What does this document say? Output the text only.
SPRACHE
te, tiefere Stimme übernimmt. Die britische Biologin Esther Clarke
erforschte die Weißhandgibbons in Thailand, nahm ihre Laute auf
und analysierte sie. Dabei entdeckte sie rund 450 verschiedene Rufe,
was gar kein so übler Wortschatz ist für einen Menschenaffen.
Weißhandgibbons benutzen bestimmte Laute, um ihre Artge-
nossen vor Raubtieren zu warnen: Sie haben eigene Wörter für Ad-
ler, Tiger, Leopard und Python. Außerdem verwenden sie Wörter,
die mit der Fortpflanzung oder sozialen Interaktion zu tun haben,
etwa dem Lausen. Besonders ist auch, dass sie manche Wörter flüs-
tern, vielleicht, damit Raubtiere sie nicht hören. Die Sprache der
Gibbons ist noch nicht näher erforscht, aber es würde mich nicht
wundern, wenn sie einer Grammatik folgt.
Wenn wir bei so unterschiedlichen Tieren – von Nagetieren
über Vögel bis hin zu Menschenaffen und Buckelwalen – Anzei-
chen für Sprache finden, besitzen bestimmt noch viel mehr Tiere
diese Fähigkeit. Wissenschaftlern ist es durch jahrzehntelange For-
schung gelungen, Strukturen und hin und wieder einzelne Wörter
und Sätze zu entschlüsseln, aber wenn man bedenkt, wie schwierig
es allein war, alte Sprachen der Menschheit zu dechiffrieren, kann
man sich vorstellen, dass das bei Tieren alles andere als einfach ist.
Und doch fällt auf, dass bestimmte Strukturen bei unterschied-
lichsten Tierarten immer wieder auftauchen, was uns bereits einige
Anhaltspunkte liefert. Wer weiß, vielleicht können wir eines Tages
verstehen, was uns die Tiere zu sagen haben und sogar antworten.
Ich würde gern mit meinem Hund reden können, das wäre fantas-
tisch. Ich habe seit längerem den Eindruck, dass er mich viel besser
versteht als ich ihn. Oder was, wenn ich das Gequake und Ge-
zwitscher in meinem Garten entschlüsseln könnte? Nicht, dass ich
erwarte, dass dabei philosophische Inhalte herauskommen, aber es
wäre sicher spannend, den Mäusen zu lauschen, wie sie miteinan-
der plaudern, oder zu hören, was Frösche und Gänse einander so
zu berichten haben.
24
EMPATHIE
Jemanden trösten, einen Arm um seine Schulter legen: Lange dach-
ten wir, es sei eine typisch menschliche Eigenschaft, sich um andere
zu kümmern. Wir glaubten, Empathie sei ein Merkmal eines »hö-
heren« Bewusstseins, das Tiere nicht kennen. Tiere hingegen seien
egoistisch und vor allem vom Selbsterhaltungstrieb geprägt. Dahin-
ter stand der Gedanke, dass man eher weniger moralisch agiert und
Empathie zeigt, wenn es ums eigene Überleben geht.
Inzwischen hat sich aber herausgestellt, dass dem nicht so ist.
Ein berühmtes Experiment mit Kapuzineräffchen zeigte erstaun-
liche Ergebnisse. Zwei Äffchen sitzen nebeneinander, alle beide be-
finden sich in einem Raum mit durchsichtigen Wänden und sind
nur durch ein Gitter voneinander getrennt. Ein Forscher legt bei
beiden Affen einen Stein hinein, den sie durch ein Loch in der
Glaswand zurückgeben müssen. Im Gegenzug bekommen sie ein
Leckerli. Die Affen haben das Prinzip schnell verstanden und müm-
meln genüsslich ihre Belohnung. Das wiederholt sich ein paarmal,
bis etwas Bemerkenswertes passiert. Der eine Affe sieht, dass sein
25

• YOUR INSTRUCTIONS: Examine the records and pull out every line where the string "vielleicht" occurs.

• TASK RESPONSE:
tern, vielleicht, damit Raubtiere sie nicht hören. Die Sprache der
Anhaltspunkte liefert. Wer weiß, vielleicht können wir eines Tages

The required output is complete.